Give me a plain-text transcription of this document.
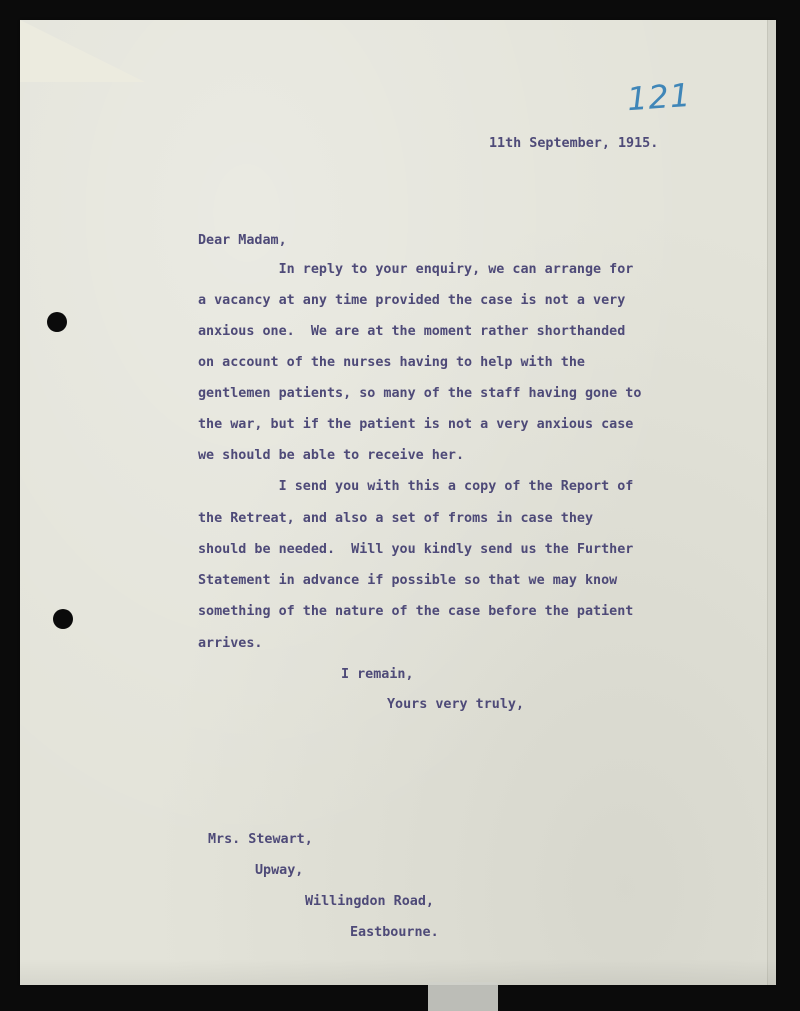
121
11th September, 1915.
Dear Madam,
In reply to your enquiry, we can arrange for
a vacancy at any time provided the case is not a very
anxious one.  We are at the moment rather shorthanded
on account of the nurses having to help with the
gentlemen patients, so many of the staff having gone to
the war, but if the patient is not a very anxious case
we should be able to receive her.
I send you with this a copy of the Report of
the Retreat, and also a set of froms in case they
should be needed.  Will you kindly send us the Further
Statement in advance if possible so that we may know
something of the nature of the case before the patient
arrives.
I remain,
Yours very truly,
Mrs. Stewart,
Upway,
Willingdon Road,
Eastbourne.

┄┄┄┄┄┄┄┄┄┄

▶ [WHAT NEEDS TO BE DONE]:
Copy out every line from the material above where the string "anxious" turns up.

▶ [RESPONSE]:
anxious one.  We are at the moment rather shorthanded
the war, but if the patient is not a very anxious case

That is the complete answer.